▶ Dataset rows

☆ ☆ ☆ ☆

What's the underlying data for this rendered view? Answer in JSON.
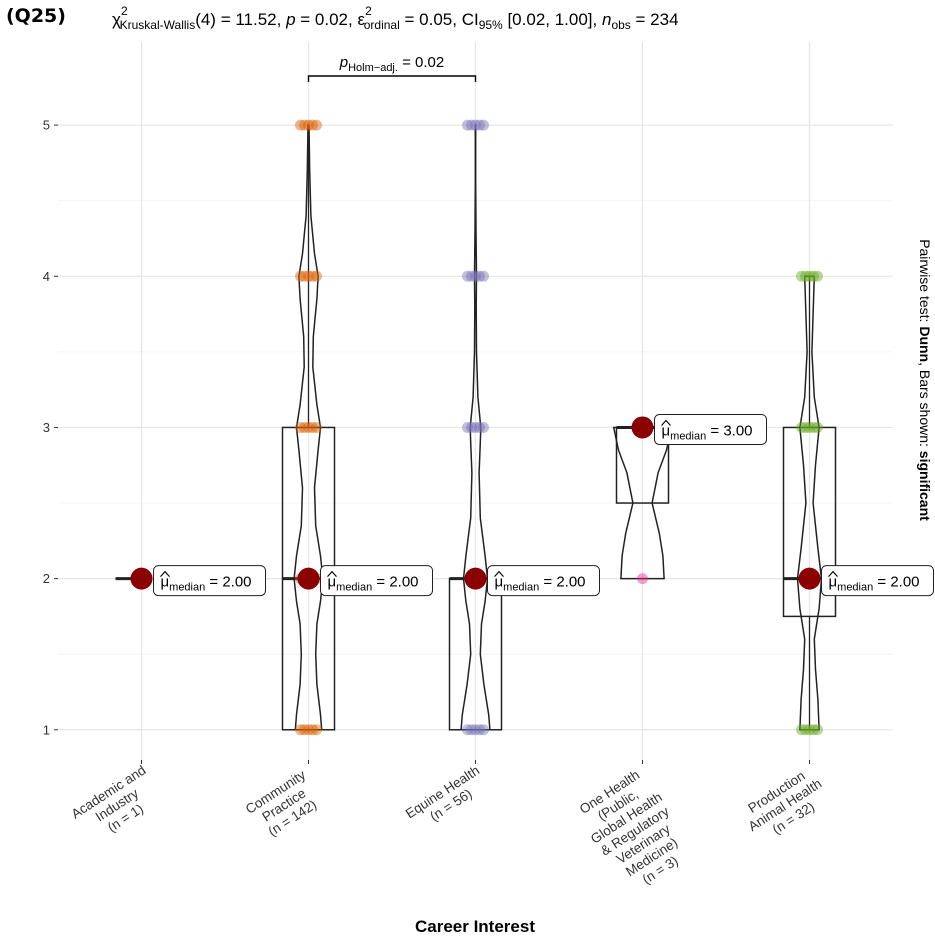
{
  "chart_data": {
    "type": "violin-box",
    "panel_tag": "(Q25)",
    "subtitle": {
      "chi": "χ",
      "chi_sup": "2",
      "chi_sub": "Kruskal-Wallis",
      "df_text": "(4) = 11.52, ",
      "p_letter": "p",
      "p_text": " = 0.02, ",
      "eps": "ε",
      "eps_sup": "2",
      "eps_sub": "ordinal",
      "eps_text": " = 0.05, CI",
      "ci_sub": "95%",
      "ci_text": " [0.02, 1.00], ",
      "n_letter": "n",
      "n_sub": "obs",
      "n_text": " = 234"
    },
    "caption": {
      "prefix": "Pairwise test: ",
      "test": "Dunn",
      "middle": ", Bars shown: ",
      "shown": "significant"
    },
    "xlabel": "Career  Interest",
    "ylabel": "",
    "ylim": [
      0.8,
      5.55
    ],
    "yticks": [
      1,
      2,
      3,
      4,
      5
    ],
    "grid": true,
    "categories": [
      {
        "name_lines": [
          "Academic and",
          "Industry",
          "(n = 1)"
        ],
        "n": 1,
        "color": "#1B9E77",
        "box": null,
        "violin": null,
        "points": [],
        "median": 2,
        "median_label_value": "2.00"
      },
      {
        "name_lines": [
          "Community",
          "Practice",
          "(n = 142)"
        ],
        "n": 142,
        "color": "#D95F02",
        "box": {
          "q1": 1,
          "median": 2,
          "q3": 3,
          "whisker_low": 1,
          "whisker_high": 5
        },
        "violin": {
          "ymin": 1,
          "ymax": 5,
          "profile": [
            [
              1.0,
              0.055
            ],
            [
              1.1,
              0.05
            ],
            [
              1.3,
              0.035
            ],
            [
              1.5,
              0.03
            ],
            [
              1.7,
              0.035
            ],
            [
              1.85,
              0.05
            ],
            [
              2.0,
              0.06
            ],
            [
              2.15,
              0.05
            ],
            [
              2.35,
              0.03
            ],
            [
              2.6,
              0.025
            ],
            [
              2.85,
              0.04
            ],
            [
              3.0,
              0.05
            ],
            [
              3.15,
              0.035
            ],
            [
              3.4,
              0.018
            ],
            [
              3.6,
              0.02
            ],
            [
              3.85,
              0.035
            ],
            [
              4.0,
              0.04
            ],
            [
              4.15,
              0.025
            ],
            [
              4.4,
              0.01
            ],
            [
              4.7,
              0.005
            ],
            [
              5.0,
              0.002
            ]
          ]
        },
        "points": [
          1,
          2,
          3,
          4,
          5
        ],
        "median": 2,
        "median_label_value": "2.00"
      },
      {
        "name_lines": [
          "Equine Health",
          "(n = 56)"
        ],
        "n": 56,
        "color": "#7570B3",
        "box": {
          "q1": 1,
          "median": 2,
          "q3": 2,
          "whisker_low": 1,
          "whisker_high": 2
        },
        "violin": {
          "ymin": 1,
          "ymax": 5,
          "profile": [
            [
              1.0,
              0.06
            ],
            [
              1.1,
              0.055
            ],
            [
              1.3,
              0.035
            ],
            [
              1.5,
              0.02
            ],
            [
              1.7,
              0.025
            ],
            [
              1.85,
              0.04
            ],
            [
              2.0,
              0.05
            ],
            [
              2.15,
              0.04
            ],
            [
              2.4,
              0.02
            ],
            [
              2.7,
              0.015
            ],
            [
              2.9,
              0.02
            ],
            [
              3.0,
              0.022
            ],
            [
              3.2,
              0.01
            ],
            [
              3.5,
              0.004
            ],
            [
              3.8,
              0.003
            ],
            [
              4.0,
              0.004
            ],
            [
              4.3,
              0.002
            ],
            [
              4.6,
              0.001
            ],
            [
              5.0,
              0.001
            ]
          ]
        },
        "points": [
          1,
          3,
          4,
          5
        ],
        "median": 2,
        "median_label_value": "2.00"
      },
      {
        "name_lines": [
          "One Health",
          "(Public,",
          "Global Health",
          "& Regulatory",
          "Veterinary",
          "Medicine)",
          "(n = 3)"
        ],
        "n": 3,
        "color": "#E7298A",
        "box": {
          "q1": 2.5,
          "median": 3,
          "q3": 3,
          "whisker_low": 2.5,
          "whisker_high": 3
        },
        "violin": {
          "ymin": 2,
          "ymax": 3,
          "profile": [
            [
              2.0,
              0.09
            ],
            [
              2.15,
              0.085
            ],
            [
              2.3,
              0.07
            ],
            [
              2.5,
              0.04
            ],
            [
              2.7,
              0.065
            ],
            [
              2.85,
              0.1
            ],
            [
              3.0,
              0.12
            ]
          ]
        },
        "points": [
          2,
          3
        ],
        "median": 3,
        "median_label_value": "3.00"
      },
      {
        "name_lines": [
          "Production",
          "Animal Health",
          "(n = 32)"
        ],
        "n": 32,
        "color": "#66A61E",
        "box": {
          "q1": 1.75,
          "median": 2,
          "q3": 3,
          "whisker_low": 1,
          "whisker_high": 4
        },
        "violin": {
          "ymin": 1,
          "ymax": 4,
          "profile": [
            [
              1.0,
              0.04
            ],
            [
              1.2,
              0.035
            ],
            [
              1.4,
              0.025
            ],
            [
              1.6,
              0.02
            ],
            [
              1.8,
              0.04
            ],
            [
              2.0,
              0.05
            ],
            [
              2.2,
              0.035
            ],
            [
              2.5,
              0.015
            ],
            [
              2.75,
              0.025
            ],
            [
              3.0,
              0.04
            ],
            [
              3.2,
              0.02
            ],
            [
              3.5,
              0.01
            ],
            [
              3.75,
              0.015
            ],
            [
              4.0,
              0.02
            ]
          ]
        },
        "points": [
          1,
          3,
          4
        ],
        "median": 2,
        "median_label_value": "2.00"
      }
    ],
    "median_label": {
      "mu": "μ",
      "sub": "median",
      "eq": " = "
    },
    "significance_bars": [
      {
        "from": 1,
        "to": 2,
        "p_letter": "p",
        "p_sub": "Holm−adj.",
        "p_text": " = 0.02"
      }
    ]
  }
}
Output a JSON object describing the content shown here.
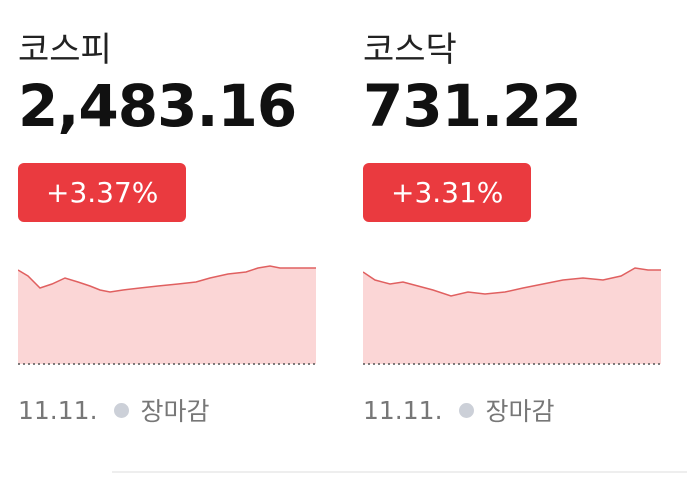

☆ ☆ ☆ ☆

▶ Exercise description
Exclude the images, then output the data above word for word.

▶ Written answer
What's the underlying data for this rendered view? Answer in JSON.
{
  "chart_data": {
    "type": "violin-box",
    "panel_tag": "(Q25)",
    "subtitle": {
      "chi": "χ",
      "chi_sup": "2",
      "chi_sub": "Kruskal-Wallis",
      "df_text": "(4) = 11.52, ",
      "p_letter": "p",
      "p_text": " = 0.02, ",
      "eps": "ε",
      "eps_sup": "2",
      "eps_sub": "ordinal",
      "eps_text": " = 0.05, CI",
      "ci_sub": "95%",
      "ci_text": " [0.02, 1.00], ",
      "n_letter": "n",
      "n_sub": "obs",
      "n_text": " = 234"
    },
    "caption": {
      "prefix": "Pairwise test: ",
      "test": "Dunn",
      "middle": ", Bars shown: ",
      "shown": "significant"
    },
    "xlabel": "Career  Interest",
    "ylabel": "",
    "ylim": [
      0.8,
      5.55
    ],
    "yticks": [
      1,
      2,
      3,
      4,
      5
    ],
    "grid": true,
    "categories": [
      {
        "name_lines": [
          "Academic and",
          "Industry",
          "(n = 1)"
        ],
        "n": 1,
        "color": "#1B9E77",
        "box": null,
        "violin": null,
        "points": [],
        "median": 2,
        "median_label_value": "2.00"
      },
      {
        "name_lines": [
          "Community",
          "Practice",
          "(n = 142)"
        ],
        "n": 142,
        "color": "#D95F02",
        "box": {
          "q1": 1,
          "median": 2,
          "q3": 3,
          "whisker_low": 1,
          "whisker_high": 5
        },
        "violin": {
          "ymin": 1,
          "ymax": 5,
          "profile": [
            [
              1.0,
              0.055
            ],
            [
              1.1,
              0.05
            ],
            [
              1.3,
              0.035
            ],
            [
              1.5,
              0.03
            ],
            [
              1.7,
              0.035
            ],
            [
              1.85,
              0.05
            ],
            [
              2.0,
              0.06
            ],
            [
              2.15,
              0.05
            ],
            [
              2.35,
              0.03
            ],
            [
              2.6,
              0.025
            ],
            [
              2.85,
              0.04
            ],
            [
              3.0,
              0.05
            ],
            [
              3.15,
              0.035
            ],
            [
              3.4,
              0.018
            ],
            [
              3.6,
              0.02
            ],
            [
              3.85,
              0.035
            ],
            [
              4.0,
              0.04
            ],
            [
              4.15,
              0.025
            ],
            [
              4.4,
              0.01
            ],
            [
              4.7,
              0.005
            ],
            [
              5.0,
              0.002
            ]
          ]
        },
        "points": [
          1,
          2,
          3,
          4,
          5
        ],
        "median": 2,
        "median_label_value": "2.00"
      },
      {
        "name_lines": [
          "Equine Health",
          "(n = 56)"
        ],
        "n": 56,
        "color": "#7570B3",
        "box": {
          "q1": 1,
          "median": 2,
          "q3": 2,
          "whisker_low": 1,
          "whisker_high": 2
        },
        "violin": {
          "ymin": 1,
          "ymax": 5,
          "profile": [
            [
              1.0,
              0.06
            ],
            [
              1.1,
              0.055
            ],
            [
              1.3,
              0.035
            ],
            [
              1.5,
              0.02
            ],
            [
              1.7,
              0.025
            ],
            [
              1.85,
              0.04
            ],
            [
              2.0,
              0.05
            ],
            [
              2.15,
              0.04
            ],
            [
              2.4,
              0.02
            ],
            [
              2.7,
              0.015
            ],
            [
              2.9,
              0.02
            ],
            [
              3.0,
              0.022
            ],
            [
              3.2,
              0.01
            ],
            [
              3.5,
              0.004
            ],
            [
              3.8,
              0.003
            ],
            [
              4.0,
              0.004
            ],
            [
              4.3,
              0.002
            ],
            [
              4.6,
              0.001
            ],
            [
              5.0,
              0.001
            ]
          ]
        },
        "points": [
          1,
          3,
          4,
          5
        ],
        "median": 2,
        "median_label_value": "2.00"
      },
      {
        "name_lines": [
          "One Health",
          "(Public,",
          "Global Health",
          "& Regulatory",
          "Veterinary",
          "Medicine)",
          "(n = 3)"
        ],
        "n": 3,
        "color": "#E7298A",
        "box": {
          "q1": 2.5,
          "median": 3,
          "q3": 3,
          "whisker_low": 2.5,
          "whisker_high": 3
        },
        "violin": {
          "ymin": 2,
          "ymax": 3,
          "profile": [
            [
              2.0,
              0.09
            ],
            [
              2.15,
              0.085
            ],
            [
              2.3,
              0.07
            ],
            [
              2.5,
              0.04
            ],
            [
              2.7,
              0.065
            ],
            [
              2.85,
              0.1
            ],
            [
              3.0,
              0.12
            ]
          ]
        },
        "points": [
          2,
          3
        ],
        "median": 3,
        "median_label_value": "3.00"
      },
      {
        "name_lines": [
          "Production",
          "Animal Health",
          "(n = 32)"
        ],
        "n": 32,
        "color": "#66A61E",
        "box": {
          "q1": 1.75,
          "median": 2,
          "q3": 3,
          "whisker_low": 1,
          "whisker_high": 4
        },
        "violin": {
          "ymin": 1,
          "ymax": 4,
          "profile": [
            [
              1.0,
              0.04
            ],
            [
              1.2,
              0.035
            ],
            [
              1.4,
              0.025
            ],
            [
              1.6,
              0.02
            ],
            [
              1.8,
              0.04
            ],
            [
              2.0,
              0.05
            ],
            [
              2.2,
              0.035
            ],
            [
              2.5,
              0.015
            ],
            [
              2.75,
              0.025
            ],
            [
              3.0,
              0.04
            ],
            [
              3.2,
              0.02
            ],
            [
              3.5,
              0.01
            ],
            [
              3.75,
              0.015
            ],
            [
              4.0,
              0.02
            ]
          ]
        },
        "points": [
          1,
          3,
          4
        ],
        "median": 2,
        "median_label_value": "2.00"
      }
    ],
    "median_label": {
      "mu": "μ",
      "sub": "median",
      "eq": " = "
    },
    "significance_bars": [
      {
        "from": 1,
        "to": 2,
        "p_letter": "p",
        "p_sub": "Holm−adj.",
        "p_text": " = 0.02"
      }
    ]
  }
}
Output a JSON object describing the content shown here.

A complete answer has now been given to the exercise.